►
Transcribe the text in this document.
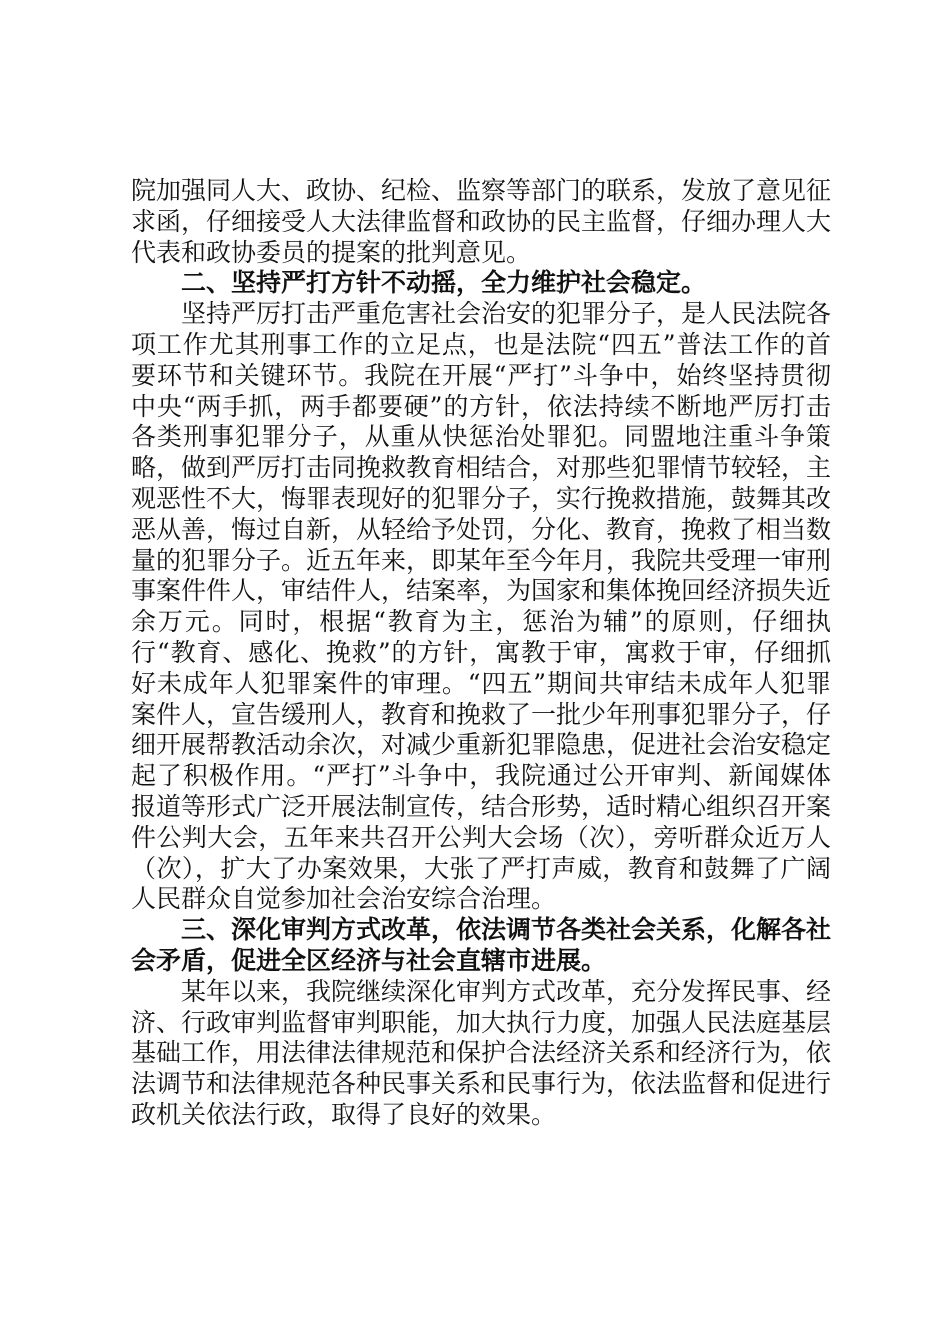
院加强同人大、政协、纪检、监察等部门的联系，发放了意见征求函，仔细接受人大法律监督和政协的民主监督，仔细办理人大代表和政协委员的提案的批判意见。

二、坚持严打方针不动摇，全力维护社会稳定。

坚持严厉打击严重危害社会治安的犯罪分子，是人民法院各项工作尤其刑事工作的立足点，也是法院“四五”普法工作的首要环节和关键环节。我院在开展“严打”斗争中，始终坚持贯彻中央“两手抓，两手都要硬”的方针，依法持续不断地严厉打击各类刑事犯罪分子，从重从快惩治处罪犯。同盟地注重斗争策略，做到严厉打击同挽救教育相结合，对那些犯罪情节较轻，主观恶性不大，悔罪表现好的犯罪分子，实行挽救措施，鼓舞其改恶从善，悔过自新，从轻给予处罚，分化、教育，挽救了相当数量的犯罪分子。近五年来，即某年至今年月，我院共受理一审刑事案件件人，审结件人，结案率，为国家和集体挽回经济损失近余万元。同时，根据“教育为主，惩治为辅”的原则，仔细执行“教育、感化、挽救”的方针，寓教于审，寓救于审，仔细抓好未成年人犯罪案件的审理。“四五”期间共审结未成年人犯罪案件人，宣告缓刑人，教育和挽救了一批少年刑事犯罪分子，仔细开展帮教活动余次，对减少重新犯罪隐患，促进社会治安稳定起了积极作用。“严打”斗争中，我院通过公开审判、新闻媒体报道等形式广泛开展法制宣传，结合形势，适时精心组织召开案件公判大会，五年来共召开公判大会场（次），旁听群众近万人（次），扩大了办案效果，大张了严打声威，教育和鼓舞了广阔人民群众自觉参加社会治安综合治理。

三、深化审判方式改革，依法调节各类社会关系，化解各社会矛盾，促进全区经济与社会直辖市进展。

某年以来，我院继续深化审判方式改革，充分发挥民事、经济、行政审判监督审判职能，加大执行力度，加强人民法庭基层基础工作，用法律法律规范和保护合法经济关系和经济行为，依法调节和法律规范各种民事关系和民事行为，依法监督和促进行政机关依法行政，取得了良好的效果。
◄
### Required work
All of the entries above should be duplicated exactly, except for the pictures.

### Solution to this exercise
Transcribe the text in this document.
院加强同人大、政协、纪检、监察等部门的联系，发放了意见征求函，仔细接受人大法律监督和政协的民主监督，仔细办理人大代表和政协委员的提案的批判意见。

二、坚持严打方针不动摇，全力维护社会稳定。

坚持严厉打击严重危害社会治安的犯罪分子，是人民法院各项工作尤其刑事工作的立足点，也是法院“四五”普法工作的首要环节和关键环节。我院在开展“严打”斗争中，始终坚持贯彻中央“两手抓，两手都要硬”的方针，依法持续不断地严厉打击各类刑事犯罪分子，从重从快惩治处罪犯。同盟地注重斗争策略，做到严厉打击同挽救教育相结合，对那些犯罪情节较轻，主观恶性不大，悔罪表现好的犯罪分子，实行挽救措施，鼓舞其改恶从善，悔过自新，从轻给予处罚，分化、教育，挽救了相当数量的犯罪分子。近五年来，即某年至今年月，我院共受理一审刑事案件件人，审结件人，结案率，为国家和集体挽回经济损失近余万元。同时，根据“教育为主，惩治为辅”的原则，仔细执行“教育、感化、挽救”的方针，寓教于审，寓救于审，仔细抓好未成年人犯罪案件的审理。“四五”期间共审结未成年人犯罪案件人，宣告缓刑人，教育和挽救了一批少年刑事犯罪分子，仔细开展帮教活动余次，对减少重新犯罪隐患，促进社会治安稳定起了积极作用。“严打”斗争中，我院通过公开审判、新闻媒体报道等形式广泛开展法制宣传，结合形势，适时精心组织召开案件公判大会，五年来共召开公判大会场（次），旁听群众近万人（次），扩大了办案效果，大张了严打声威，教育和鼓舞了广阔人民群众自觉参加社会治安综合治理。

三、深化审判方式改革，依法调节各类社会关系，化解各社会矛盾，促进全区经济与社会直辖市进展。

某年以来，我院继续深化审判方式改革，充分发挥民事、经济、行政审判监督审判职能，加大执行力度，加强人民法庭基层基础工作，用法律法律规范和保护合法经济关系和经济行为，依法调节和法律规范各种民事关系和民事行为，依法监督和促进行政机关依法行政，取得了良好的效果。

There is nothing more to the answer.